- [DIRECTIONS FOR THIS TASK] Print the listing below exactly.

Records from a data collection
* * *

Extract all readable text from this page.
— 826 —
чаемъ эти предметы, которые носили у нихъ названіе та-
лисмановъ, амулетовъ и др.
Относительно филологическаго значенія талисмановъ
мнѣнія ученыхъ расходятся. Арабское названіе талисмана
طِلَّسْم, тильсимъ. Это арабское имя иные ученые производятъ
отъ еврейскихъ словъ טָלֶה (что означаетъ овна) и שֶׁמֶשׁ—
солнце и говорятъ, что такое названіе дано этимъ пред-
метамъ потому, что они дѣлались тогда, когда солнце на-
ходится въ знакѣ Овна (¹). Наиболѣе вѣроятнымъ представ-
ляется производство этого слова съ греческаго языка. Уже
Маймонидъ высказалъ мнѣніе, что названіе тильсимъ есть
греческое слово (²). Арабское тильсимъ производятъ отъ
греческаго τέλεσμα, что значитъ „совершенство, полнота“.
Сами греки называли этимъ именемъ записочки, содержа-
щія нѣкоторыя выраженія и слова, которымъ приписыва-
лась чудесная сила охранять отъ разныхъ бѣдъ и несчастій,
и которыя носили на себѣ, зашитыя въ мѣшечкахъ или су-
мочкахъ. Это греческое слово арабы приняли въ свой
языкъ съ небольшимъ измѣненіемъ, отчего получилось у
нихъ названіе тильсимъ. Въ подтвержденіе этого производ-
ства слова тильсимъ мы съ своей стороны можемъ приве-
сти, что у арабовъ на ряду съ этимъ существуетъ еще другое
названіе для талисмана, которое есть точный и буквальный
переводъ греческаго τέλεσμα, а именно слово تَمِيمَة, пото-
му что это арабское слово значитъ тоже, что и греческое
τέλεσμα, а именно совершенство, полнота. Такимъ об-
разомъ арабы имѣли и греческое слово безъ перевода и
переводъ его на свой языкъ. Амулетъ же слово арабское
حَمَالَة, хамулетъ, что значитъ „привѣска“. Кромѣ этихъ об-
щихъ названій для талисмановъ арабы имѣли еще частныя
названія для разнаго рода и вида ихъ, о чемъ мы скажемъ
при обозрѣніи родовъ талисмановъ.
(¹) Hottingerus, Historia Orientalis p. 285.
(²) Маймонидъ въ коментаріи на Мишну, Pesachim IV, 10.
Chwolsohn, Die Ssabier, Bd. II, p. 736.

* * *

- [RESULT OF THIS EXERCISE]
Extract all readable text from this page.
— 826 —
чаемъ эти предметы, которые носили у нихъ названіе та-
лисмановъ, амулетовъ и др.
Относительно филологическаго значенія талисмановъ
мнѣнія ученыхъ расходятся. Арабское названіе талисмана
طِلَّسْم, тильсимъ. Это арабское имя иные ученые производятъ
отъ еврейскихъ словъ טָלֶה (что означаетъ овна) и שֶׁמֶשׁ—
солнце и говорятъ, что такое названіе дано этимъ пред-
метамъ потому, что они дѣлались тогда, когда солнце на-
ходится въ знакѣ Овна (¹). Наиболѣе вѣроятнымъ представ-
ляется производство этого слова съ греческаго языка. Уже
Маймонидъ высказалъ мнѣніе, что названіе тильсимъ есть
греческое слово (²). Арабское тильсимъ производятъ отъ
греческаго τέλεσμα, что значитъ „совершенство, полнота“.
Сами греки называли этимъ именемъ записочки, содержа-
щія нѣкоторыя выраженія и слова, которымъ приписыва-
лась чудесная сила охранять отъ разныхъ бѣдъ и несчастій,
и которыя носили на себѣ, зашитыя въ мѣшечкахъ или су-
мочкахъ. Это греческое слово арабы приняли въ свой
языкъ съ небольшимъ измѣненіемъ, отчего получилось у
нихъ названіе тильсимъ. Въ подтвержденіе этого производ-
ства слова тильсимъ мы съ своей стороны можемъ приве-
сти, что у арабовъ на ряду съ этимъ существуетъ еще другое
названіе для талисмана, которое есть точный и буквальный
переводъ греческаго τέλεσμα, а именно слово تَمِيمَة, пото-
му что это арабское слово значитъ тоже, что и греческое
τέλεσμα, а именно совершенство, полнота. Такимъ об-
разомъ арабы имѣли и греческое слово безъ перевода и
переводъ его на свой языкъ. Амулетъ же слово арабское
حَمَالَة, хамулетъ, что значитъ „привѣска“. Кромѣ этихъ об-
щихъ названій для талисмановъ арабы имѣли еще частныя
названія для разнаго рода и вида ихъ, о чемъ мы скажемъ
при обозрѣніи родовъ талисмановъ.
(¹) Hottingerus, Historia Orientalis p. 285.
(²) Маймонидъ въ коментаріи на Мишну, Pesachim IV, 10.
Chwolsohn, Die Ssabier, Bd. II, p. 736.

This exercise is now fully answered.